◆ What you have to do
Repeat exactly the lines that run from the one containing "Read all visible content and emit it as JSON." to the end of the data, and leave out all others.

◆ Record list

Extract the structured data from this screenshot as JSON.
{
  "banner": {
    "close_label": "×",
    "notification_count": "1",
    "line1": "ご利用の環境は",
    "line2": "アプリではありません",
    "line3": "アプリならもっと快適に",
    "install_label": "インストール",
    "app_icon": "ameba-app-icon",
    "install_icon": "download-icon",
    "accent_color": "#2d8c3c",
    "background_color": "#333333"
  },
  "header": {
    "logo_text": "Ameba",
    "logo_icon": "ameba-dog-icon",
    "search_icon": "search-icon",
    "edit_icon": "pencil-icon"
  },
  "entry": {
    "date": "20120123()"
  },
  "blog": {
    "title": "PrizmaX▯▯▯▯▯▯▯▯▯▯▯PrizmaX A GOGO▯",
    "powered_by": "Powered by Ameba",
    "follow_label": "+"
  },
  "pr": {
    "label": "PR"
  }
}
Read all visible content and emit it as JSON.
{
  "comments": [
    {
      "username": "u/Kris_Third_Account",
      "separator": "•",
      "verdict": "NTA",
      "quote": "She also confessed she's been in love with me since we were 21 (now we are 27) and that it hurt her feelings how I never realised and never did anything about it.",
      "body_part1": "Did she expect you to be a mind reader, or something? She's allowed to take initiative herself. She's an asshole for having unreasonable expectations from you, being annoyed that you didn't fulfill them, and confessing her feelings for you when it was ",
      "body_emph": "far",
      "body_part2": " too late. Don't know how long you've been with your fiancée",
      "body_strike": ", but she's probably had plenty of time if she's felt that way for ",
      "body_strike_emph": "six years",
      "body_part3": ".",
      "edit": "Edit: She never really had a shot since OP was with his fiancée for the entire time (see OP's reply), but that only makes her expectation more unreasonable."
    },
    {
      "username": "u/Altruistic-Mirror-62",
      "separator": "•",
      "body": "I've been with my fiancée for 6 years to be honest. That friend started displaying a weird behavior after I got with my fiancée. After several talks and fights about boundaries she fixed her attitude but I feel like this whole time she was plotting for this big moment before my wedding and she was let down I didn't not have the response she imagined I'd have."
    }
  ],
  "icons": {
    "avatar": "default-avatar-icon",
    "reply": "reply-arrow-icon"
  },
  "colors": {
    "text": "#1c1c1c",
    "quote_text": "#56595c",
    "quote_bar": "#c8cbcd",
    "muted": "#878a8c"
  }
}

◆ Reply to the exercise
Read all visible content and emit it as JSON.
{
  "comments": [
    {
      "username": "u/Kris_Third_Account",
      "separator": "•",
      "verdict": "NTA",
      "quote": "She also confessed she's been in love with me since we were 21 (now we are 27) and that it hurt her feelings how I never realised and never did anything about it.",
      "body_part1": "Did she expect you to be a mind reader, or something? She's allowed to take initiative herself. She's an asshole for having unreasonable expectations from you, being annoyed that you didn't fulfill them, and confessing her feelings for you when it was ",
      "body_emph": "far",
      "body_part2": " too late. Don't know how long you've been with your fiancée",
      "body_strike": ", but she's probably had plenty of time if she's felt that way for ",
      "body_strike_emph": "six years",
      "body_part3": ".",
      "edit": "Edit: She never really had a shot since OP was with his fiancée for the entire time (see OP's reply), but that only makes her expectation more unreasonable."
    },
    {
      "username": "u/Altruistic-Mirror-62",
      "separator": "•",
      "body": "I've been with my fiancée for 6 years to be honest. That friend started displaying a weird behavior after I got with my fiancée. After several talks and fights about boundaries she fixed her attitude but I feel like this whole time she was plotting for this big moment before my wedding and she was let down I didn't not have the response she imagined I'd have."
    }
  ],
  "icons": {
    "avatar": "default-avatar-icon",
    "reply": "reply-arrow-icon"
  },
  "colors": {
    "text": "#1c1c1c",
    "quote_text": "#56595c",
    "quote_bar": "#c8cbcd",
    "muted": "#878a8c"
  }
}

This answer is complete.